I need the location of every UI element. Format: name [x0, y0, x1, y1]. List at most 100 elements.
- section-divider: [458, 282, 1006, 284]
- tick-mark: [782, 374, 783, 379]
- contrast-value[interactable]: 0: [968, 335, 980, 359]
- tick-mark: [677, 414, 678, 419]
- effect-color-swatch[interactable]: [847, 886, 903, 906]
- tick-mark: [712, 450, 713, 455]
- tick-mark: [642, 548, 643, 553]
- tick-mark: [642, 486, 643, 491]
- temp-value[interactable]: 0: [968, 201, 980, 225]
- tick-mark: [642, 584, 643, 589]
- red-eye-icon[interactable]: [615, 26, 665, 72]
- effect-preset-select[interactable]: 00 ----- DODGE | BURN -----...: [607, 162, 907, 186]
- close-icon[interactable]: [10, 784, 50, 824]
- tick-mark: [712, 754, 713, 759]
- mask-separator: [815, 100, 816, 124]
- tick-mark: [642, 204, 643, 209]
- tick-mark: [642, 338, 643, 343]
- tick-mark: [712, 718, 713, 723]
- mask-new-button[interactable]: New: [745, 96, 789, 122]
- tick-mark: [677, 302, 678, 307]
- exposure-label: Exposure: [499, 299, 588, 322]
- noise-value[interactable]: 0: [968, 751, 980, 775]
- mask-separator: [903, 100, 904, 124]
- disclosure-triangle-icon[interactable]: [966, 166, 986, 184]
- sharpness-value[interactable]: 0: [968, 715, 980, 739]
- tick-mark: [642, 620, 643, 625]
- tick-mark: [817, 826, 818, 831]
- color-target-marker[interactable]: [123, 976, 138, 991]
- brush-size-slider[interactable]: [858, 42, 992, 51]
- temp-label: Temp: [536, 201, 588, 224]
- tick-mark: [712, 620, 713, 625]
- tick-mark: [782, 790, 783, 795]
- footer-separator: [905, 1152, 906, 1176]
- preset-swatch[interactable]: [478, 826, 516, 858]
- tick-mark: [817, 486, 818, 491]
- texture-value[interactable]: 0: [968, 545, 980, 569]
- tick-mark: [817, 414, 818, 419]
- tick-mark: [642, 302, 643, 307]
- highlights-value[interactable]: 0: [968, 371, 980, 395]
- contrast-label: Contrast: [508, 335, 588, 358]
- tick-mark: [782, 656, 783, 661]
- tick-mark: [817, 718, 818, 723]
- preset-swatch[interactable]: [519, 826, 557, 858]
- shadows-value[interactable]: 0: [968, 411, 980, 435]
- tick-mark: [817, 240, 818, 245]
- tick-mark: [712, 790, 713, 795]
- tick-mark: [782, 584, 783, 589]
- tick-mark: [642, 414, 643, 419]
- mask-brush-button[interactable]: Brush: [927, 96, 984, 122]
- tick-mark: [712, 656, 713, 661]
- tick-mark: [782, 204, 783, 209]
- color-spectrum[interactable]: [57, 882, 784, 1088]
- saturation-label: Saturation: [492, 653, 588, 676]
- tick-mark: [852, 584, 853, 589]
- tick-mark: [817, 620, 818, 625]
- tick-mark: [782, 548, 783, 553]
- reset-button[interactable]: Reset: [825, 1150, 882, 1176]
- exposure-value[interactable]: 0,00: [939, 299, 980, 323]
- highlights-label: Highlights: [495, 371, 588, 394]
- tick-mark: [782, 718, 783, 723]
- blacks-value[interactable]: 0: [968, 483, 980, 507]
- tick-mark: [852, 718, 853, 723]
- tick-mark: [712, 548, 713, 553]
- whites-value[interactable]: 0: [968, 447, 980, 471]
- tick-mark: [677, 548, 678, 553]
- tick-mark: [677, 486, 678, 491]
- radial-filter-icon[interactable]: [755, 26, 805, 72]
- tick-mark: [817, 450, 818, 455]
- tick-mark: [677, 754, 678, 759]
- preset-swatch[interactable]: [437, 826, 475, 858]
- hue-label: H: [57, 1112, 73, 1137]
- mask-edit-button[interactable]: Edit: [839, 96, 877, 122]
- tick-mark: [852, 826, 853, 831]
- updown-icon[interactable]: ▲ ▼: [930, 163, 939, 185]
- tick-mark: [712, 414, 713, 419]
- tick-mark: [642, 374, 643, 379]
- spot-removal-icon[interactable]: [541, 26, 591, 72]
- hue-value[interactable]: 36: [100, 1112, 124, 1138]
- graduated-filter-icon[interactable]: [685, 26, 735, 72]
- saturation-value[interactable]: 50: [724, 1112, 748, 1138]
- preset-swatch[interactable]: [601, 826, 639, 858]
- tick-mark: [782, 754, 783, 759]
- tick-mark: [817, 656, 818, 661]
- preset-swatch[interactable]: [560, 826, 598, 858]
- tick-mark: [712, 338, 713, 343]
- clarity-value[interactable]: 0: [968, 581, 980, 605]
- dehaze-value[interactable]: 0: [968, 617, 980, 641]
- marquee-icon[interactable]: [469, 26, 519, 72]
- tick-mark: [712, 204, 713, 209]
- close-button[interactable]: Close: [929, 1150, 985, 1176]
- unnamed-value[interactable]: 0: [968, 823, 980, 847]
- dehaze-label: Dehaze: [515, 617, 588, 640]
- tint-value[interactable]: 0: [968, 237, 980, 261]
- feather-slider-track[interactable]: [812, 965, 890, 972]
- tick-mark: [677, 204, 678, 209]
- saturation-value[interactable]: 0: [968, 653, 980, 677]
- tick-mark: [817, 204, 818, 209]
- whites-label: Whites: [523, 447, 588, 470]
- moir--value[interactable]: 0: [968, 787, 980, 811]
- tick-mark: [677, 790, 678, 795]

•••

* [Task]:
Reproduce the listing above, substituting "preset-chip" for "preset-swatch" wherever it occurs and leaving every other character unchanged.

* [Exercise solution]:
I need the location of every UI element. Format: name [x0, y0, x1, y1]. List at most 100 elements.
- section-divider: [458, 282, 1006, 284]
- tick-mark: [782, 374, 783, 379]
- contrast-value[interactable]: 0: [968, 335, 980, 359]
- tick-mark: [677, 414, 678, 419]
- effect-color-swatch[interactable]: [847, 886, 903, 906]
- tick-mark: [712, 450, 713, 455]
- tick-mark: [642, 548, 643, 553]
- tick-mark: [642, 486, 643, 491]
- temp-value[interactable]: 0: [968, 201, 980, 225]
- tick-mark: [642, 584, 643, 589]
- red-eye-icon[interactable]: [615, 26, 665, 72]
- effect-preset-select[interactable]: 00 ----- DODGE | BURN -----...: [607, 162, 907, 186]
- close-icon[interactable]: [10, 784, 50, 824]
- tick-mark: [712, 754, 713, 759]
- mask-separator: [815, 100, 816, 124]
- tick-mark: [642, 204, 643, 209]
- tick-mark: [642, 338, 643, 343]
- tick-mark: [712, 718, 713, 723]
- mask-new-button[interactable]: New: [745, 96, 789, 122]
- tick-mark: [677, 302, 678, 307]
- exposure-label: Exposure: [499, 299, 588, 322]
- noise-value[interactable]: 0: [968, 751, 980, 775]
- mask-separator: [903, 100, 904, 124]
- disclosure-triangle-icon[interactable]: [966, 166, 986, 184]
- sharpness-value[interactable]: 0: [968, 715, 980, 739]
- tick-mark: [642, 620, 643, 625]
- tick-mark: [817, 826, 818, 831]
- color-target-marker[interactable]: [123, 976, 138, 991]
- brush-size-slider[interactable]: [858, 42, 992, 51]
- temp-label: Temp: [536, 201, 588, 224]
- tick-mark: [712, 620, 713, 625]
- tick-mark: [782, 790, 783, 795]
- footer-separator: [905, 1152, 906, 1176]
- preset-chip[interactable]: [478, 826, 516, 858]
- tick-mark: [817, 486, 818, 491]
- texture-value[interactable]: 0: [968, 545, 980, 569]
- tick-mark: [817, 414, 818, 419]
- tick-mark: [642, 302, 643, 307]
- highlights-value[interactable]: 0: [968, 371, 980, 395]
- contrast-label: Contrast: [508, 335, 588, 358]
- tick-mark: [782, 656, 783, 661]
- tick-mark: [817, 718, 818, 723]
- preset-chip[interactable]: [519, 826, 557, 858]
- shadows-value[interactable]: 0: [968, 411, 980, 435]
- tick-mark: [817, 240, 818, 245]
- tick-mark: [712, 790, 713, 795]
- tick-mark: [782, 584, 783, 589]
- tick-mark: [642, 414, 643, 419]
- mask-brush-button[interactable]: Brush: [927, 96, 984, 122]
- tick-mark: [712, 656, 713, 661]
- tick-mark: [782, 204, 783, 209]
- color-spectrum[interactable]: [57, 882, 784, 1088]
- saturation-label: Saturation: [492, 653, 588, 676]
- tick-mark: [852, 584, 853, 589]
- tick-mark: [817, 620, 818, 625]
- tick-mark: [782, 548, 783, 553]
- reset-button[interactable]: Reset: [825, 1150, 882, 1176]
- exposure-value[interactable]: 0,00: [939, 299, 980, 323]
- highlights-label: Highlights: [495, 371, 588, 394]
- tick-mark: [782, 718, 783, 723]
- blacks-value[interactable]: 0: [968, 483, 980, 507]
- tick-mark: [852, 718, 853, 723]
- tick-mark: [712, 548, 713, 553]
- whites-value[interactable]: 0: [968, 447, 980, 471]
- tick-mark: [677, 548, 678, 553]
- tick-mark: [677, 486, 678, 491]
- radial-filter-icon[interactable]: [755, 26, 805, 72]
- tick-mark: [817, 450, 818, 455]
- tick-mark: [677, 754, 678, 759]
- preset-chip[interactable]: [437, 826, 475, 858]
- hue-label: H: [57, 1112, 73, 1137]
- mask-edit-button[interactable]: Edit: [839, 96, 877, 122]
- tick-mark: [852, 826, 853, 831]
- updown-icon[interactable]: ▲ ▼: [930, 163, 939, 185]
- tick-mark: [712, 414, 713, 419]
- tick-mark: [642, 374, 643, 379]
- spot-removal-icon[interactable]: [541, 26, 591, 72]
- hue-value[interactable]: 36: [100, 1112, 124, 1138]
- graduated-filter-icon[interactable]: [685, 26, 735, 72]
- saturation-value[interactable]: 50: [724, 1112, 748, 1138]
- preset-chip[interactable]: [601, 826, 639, 858]
- tick-mark: [782, 754, 783, 759]
- tick-mark: [817, 656, 818, 661]
- preset-chip[interactable]: [560, 826, 598, 858]
- tick-mark: [712, 338, 713, 343]
- clarity-value[interactable]: 0: [968, 581, 980, 605]
- dehaze-value[interactable]: 0: [968, 617, 980, 641]
- marquee-icon[interactable]: [469, 26, 519, 72]
- tick-mark: [712, 204, 713, 209]
- close-button[interactable]: Close: [929, 1150, 985, 1176]
- unnamed-value[interactable]: 0: [968, 823, 980, 847]
- dehaze-label: Dehaze: [515, 617, 588, 640]
- tint-value[interactable]: 0: [968, 237, 980, 261]
- feather-slider-track[interactable]: [812, 965, 890, 972]
- tick-mark: [677, 204, 678, 209]
- saturation-value[interactable]: 0: [968, 653, 980, 677]
- tick-mark: [817, 204, 818, 209]
- whites-label: Whites: [523, 447, 588, 470]
- moir--value[interactable]: 0: [968, 787, 980, 811]
- tick-mark: [677, 790, 678, 795]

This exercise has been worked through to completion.